Objective:
Output the records exactly. Include every line.
=-=-=
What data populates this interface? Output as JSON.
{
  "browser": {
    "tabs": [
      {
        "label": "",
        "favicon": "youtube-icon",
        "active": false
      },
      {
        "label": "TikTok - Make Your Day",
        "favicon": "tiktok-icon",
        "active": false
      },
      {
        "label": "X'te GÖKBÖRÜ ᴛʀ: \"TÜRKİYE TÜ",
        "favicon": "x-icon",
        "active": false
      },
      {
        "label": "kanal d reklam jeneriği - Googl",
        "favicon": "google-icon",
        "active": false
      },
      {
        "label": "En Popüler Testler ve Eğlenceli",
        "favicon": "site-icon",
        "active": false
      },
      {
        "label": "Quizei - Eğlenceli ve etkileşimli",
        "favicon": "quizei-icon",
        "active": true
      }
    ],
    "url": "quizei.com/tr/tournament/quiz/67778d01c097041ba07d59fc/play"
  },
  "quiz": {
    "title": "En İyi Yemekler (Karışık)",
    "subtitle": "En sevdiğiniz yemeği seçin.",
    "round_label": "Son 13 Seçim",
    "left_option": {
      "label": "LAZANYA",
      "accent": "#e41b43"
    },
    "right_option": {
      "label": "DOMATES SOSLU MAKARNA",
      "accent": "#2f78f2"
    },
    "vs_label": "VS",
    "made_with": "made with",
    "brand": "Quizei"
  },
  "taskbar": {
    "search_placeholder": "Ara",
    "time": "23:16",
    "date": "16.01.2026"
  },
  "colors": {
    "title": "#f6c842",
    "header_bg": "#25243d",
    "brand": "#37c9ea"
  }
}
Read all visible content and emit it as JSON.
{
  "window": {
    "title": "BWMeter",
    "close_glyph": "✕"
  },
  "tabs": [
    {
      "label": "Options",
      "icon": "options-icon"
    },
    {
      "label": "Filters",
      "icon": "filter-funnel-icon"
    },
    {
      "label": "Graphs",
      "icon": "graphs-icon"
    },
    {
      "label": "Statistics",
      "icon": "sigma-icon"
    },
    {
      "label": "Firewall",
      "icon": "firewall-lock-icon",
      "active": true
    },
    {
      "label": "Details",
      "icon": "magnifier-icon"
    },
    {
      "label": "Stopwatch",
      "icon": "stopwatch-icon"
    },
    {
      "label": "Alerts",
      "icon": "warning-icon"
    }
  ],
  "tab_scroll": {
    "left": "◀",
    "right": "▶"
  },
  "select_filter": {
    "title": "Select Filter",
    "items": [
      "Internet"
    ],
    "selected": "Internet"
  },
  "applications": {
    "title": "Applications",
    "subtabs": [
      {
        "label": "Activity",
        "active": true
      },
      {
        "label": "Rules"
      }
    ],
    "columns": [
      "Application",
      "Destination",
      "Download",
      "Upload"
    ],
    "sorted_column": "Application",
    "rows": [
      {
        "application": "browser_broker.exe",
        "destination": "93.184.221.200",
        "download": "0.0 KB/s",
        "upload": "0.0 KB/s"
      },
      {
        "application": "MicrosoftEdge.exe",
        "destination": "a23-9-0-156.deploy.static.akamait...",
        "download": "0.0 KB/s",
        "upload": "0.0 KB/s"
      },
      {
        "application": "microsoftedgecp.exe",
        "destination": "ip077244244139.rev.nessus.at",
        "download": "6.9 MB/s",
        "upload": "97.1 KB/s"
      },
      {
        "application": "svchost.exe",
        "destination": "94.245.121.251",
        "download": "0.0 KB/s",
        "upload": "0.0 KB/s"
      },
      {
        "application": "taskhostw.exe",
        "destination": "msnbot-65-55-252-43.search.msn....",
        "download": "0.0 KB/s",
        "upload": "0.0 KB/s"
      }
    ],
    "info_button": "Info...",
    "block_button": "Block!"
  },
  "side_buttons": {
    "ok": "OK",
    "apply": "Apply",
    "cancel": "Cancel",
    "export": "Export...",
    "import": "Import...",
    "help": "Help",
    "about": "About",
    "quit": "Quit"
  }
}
=-=-=
Answer for this exercise:
What data populates this interface? Output as JSON.
{
  "browser": {
    "tabs": [
      {
        "label": "",
        "favicon": "youtube-icon",
        "active": false
      },
      {
        "label": "TikTok - Make Your Day",
        "favicon": "tiktok-icon",
        "active": false
      },
      {
        "label": "X'te GÖKBÖRÜ ᴛʀ: \"TÜRKİYE TÜ",
        "favicon": "x-icon",
        "active": false
      },
      {
        "label": "kanal d reklam jeneriği - Googl",
        "favicon": "google-icon",
        "active": false
      },
      {
        "label": "En Popüler Testler ve Eğlenceli",
        "favicon": "site-icon",
        "active": false
      },
      {
        "label": "Quizei - Eğlenceli ve etkileşimli",
        "favicon": "quizei-icon",
        "active": true
      }
    ],
    "url": "quizei.com/tr/tournament/quiz/67778d01c097041ba07d59fc/play"
  },
  "quiz": {
    "title": "En İyi Yemekler (Karışık)",
    "subtitle": "En sevdiğiniz yemeği seçin.",
    "round_label": "Son 13 Seçim",
    "left_option": {
      "label": "LAZANYA",
      "accent": "#e41b43"
    },
    "right_option": {
      "label": "DOMATES SOSLU MAKARNA",
      "accent": "#2f78f2"
    },
    "vs_label": "VS",
    "made_with": "made with",
    "brand": "Quizei"
  },
  "taskbar": {
    "search_placeholder": "Ara",
    "time": "23:16",
    "date": "16.01.2026"
  },
  "colors": {
    "title": "#f6c842",
    "header_bg": "#25243d",
    "brand": "#37c9ea"
  }
}
Read all visible content and emit it as JSON.
{
  "window": {
    "title": "BWMeter",
    "close_glyph": "✕"
  },
  "tabs": [
    {
      "label": "Options",
      "icon": "options-icon"
    },
    {
      "label": "Filters",
      "icon": "filter-funnel-icon"
    },
    {
      "label": "Graphs",
      "icon": "graphs-icon"
    },
    {
      "label": "Statistics",
      "icon": "sigma-icon"
    },
    {
      "label": "Firewall",
      "icon": "firewall-lock-icon",
      "active": true
    },
    {
      "label": "Details",
      "icon": "magnifier-icon"
    },
    {
      "label": "Stopwatch",
      "icon": "stopwatch-icon"
    },
    {
      "label": "Alerts",
      "icon": "warning-icon"
    }
  ],
  "tab_scroll": {
    "left": "◀",
    "right": "▶"
  },
  "select_filter": {
    "title": "Select Filter",
    "items": [
      "Internet"
    ],
    "selected": "Internet"
  },
  "applications": {
    "title": "Applications",
    "subtabs": [
      {
        "label": "Activity",
        "active": true
      },
      {
        "label": "Rules"
      }
    ],
    "columns": [
      "Application",
      "Destination",
      "Download",
      "Upload"
    ],
    "sorted_column": "Application",
    "rows": [
      {
        "application": "browser_broker.exe",
        "destination": "93.184.221.200",
        "download": "0.0 KB/s",
        "upload": "0.0 KB/s"
      },
      {
        "application": "MicrosoftEdge.exe",
        "destination": "a23-9-0-156.deploy.static.akamait...",
        "download": "0.0 KB/s",
        "upload": "0.0 KB/s"
      },
      {
        "application": "microsoftedgecp.exe",
        "destination": "ip077244244139.rev.nessus.at",
        "download": "6.9 MB/s",
        "upload": "97.1 KB/s"
      },
      {
        "application": "svchost.exe",
        "destination": "94.245.121.251",
        "download": "0.0 KB/s",
        "upload": "0.0 KB/s"
      },
      {
        "application": "taskhostw.exe",
        "destination": "msnbot-65-55-252-43.search.msn....",
        "download": "0.0 KB/s",
        "upload": "0.0 KB/s"
      }
    ],
    "info_button": "Info...",
    "block_button": "Block!"
  },
  "side_buttons": {
    "ok": "OK",
    "apply": "Apply",
    "cancel": "Cancel",
    "export": "Export...",
    "import": "Import...",
    "help": "Help",
    "about": "About",
    "quit": "Quit"
  }
}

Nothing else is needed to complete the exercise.